### What this task involves
You are to retype all of the data exactly as it appears.
___ Available records ___
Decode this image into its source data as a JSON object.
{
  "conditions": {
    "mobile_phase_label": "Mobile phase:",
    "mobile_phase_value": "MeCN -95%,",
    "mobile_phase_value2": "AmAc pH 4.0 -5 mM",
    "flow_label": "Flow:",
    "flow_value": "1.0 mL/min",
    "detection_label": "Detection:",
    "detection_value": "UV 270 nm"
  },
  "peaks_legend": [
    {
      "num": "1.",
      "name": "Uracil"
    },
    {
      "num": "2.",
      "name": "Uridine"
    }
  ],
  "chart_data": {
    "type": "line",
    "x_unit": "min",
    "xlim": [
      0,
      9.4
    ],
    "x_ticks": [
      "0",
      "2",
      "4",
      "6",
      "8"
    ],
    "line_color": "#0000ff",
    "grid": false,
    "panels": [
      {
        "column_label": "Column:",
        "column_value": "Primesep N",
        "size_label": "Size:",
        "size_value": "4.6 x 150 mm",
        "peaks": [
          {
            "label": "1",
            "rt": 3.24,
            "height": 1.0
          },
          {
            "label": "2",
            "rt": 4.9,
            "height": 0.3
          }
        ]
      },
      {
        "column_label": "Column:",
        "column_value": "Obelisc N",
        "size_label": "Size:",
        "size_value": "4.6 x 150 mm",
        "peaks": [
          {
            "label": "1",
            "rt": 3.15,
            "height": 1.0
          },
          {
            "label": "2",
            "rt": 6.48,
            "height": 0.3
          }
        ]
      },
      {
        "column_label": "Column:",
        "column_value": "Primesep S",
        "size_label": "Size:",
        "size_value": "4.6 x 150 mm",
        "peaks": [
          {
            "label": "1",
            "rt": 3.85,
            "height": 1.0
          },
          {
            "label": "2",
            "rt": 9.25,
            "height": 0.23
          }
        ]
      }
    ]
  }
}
___
### Full solution
Decode this image into its source data as a JSON object.
{
  "conditions": {
    "mobile_phase_label": "Mobile phase:",
    "mobile_phase_value": "MeCN -95%,",
    "mobile_phase_value2": "AmAc pH 4.0 -5 mM",
    "flow_label": "Flow:",
    "flow_value": "1.0 mL/min",
    "detection_label": "Detection:",
    "detection_value": "UV 270 nm"
  },
  "peaks_legend": [
    {
      "num": "1.",
      "name": "Uracil"
    },
    {
      "num": "2.",
      "name": "Uridine"
    }
  ],
  "chart_data": {
    "type": "line",
    "x_unit": "min",
    "xlim": [
      0,
      9.4
    ],
    "x_ticks": [
      "0",
      "2",
      "4",
      "6",
      "8"
    ],
    "line_color": "#0000ff",
    "grid": false,
    "panels": [
      {
        "column_label": "Column:",
        "column_value": "Primesep N",
        "size_label": "Size:",
        "size_value": "4.6 x 150 mm",
        "peaks": [
          {
            "label": "1",
            "rt": 3.24,
            "height": 1.0
          },
          {
            "label": "2",
            "rt": 4.9,
            "height": 0.3
          }
        ]
      },
      {
        "column_label": "Column:",
        "column_value": "Obelisc N",
        "size_label": "Size:",
        "size_value": "4.6 x 150 mm",
        "peaks": [
          {
            "label": "1",
            "rt": 3.15,
            "height": 1.0
          },
          {
            "label": "2",
            "rt": 6.48,
            "height": 0.3
          }
        ]
      },
      {
        "column_label": "Column:",
        "column_value": "Primesep S",
        "size_label": "Size:",
        "size_value": "4.6 x 150 mm",
        "peaks": [
          {
            "label": "1",
            "rt": 3.85,
            "height": 1.0
          },
          {
            "label": "2",
            "rt": 9.25,
            "height": 0.23
          }
        ]
      }
    ]
  }
}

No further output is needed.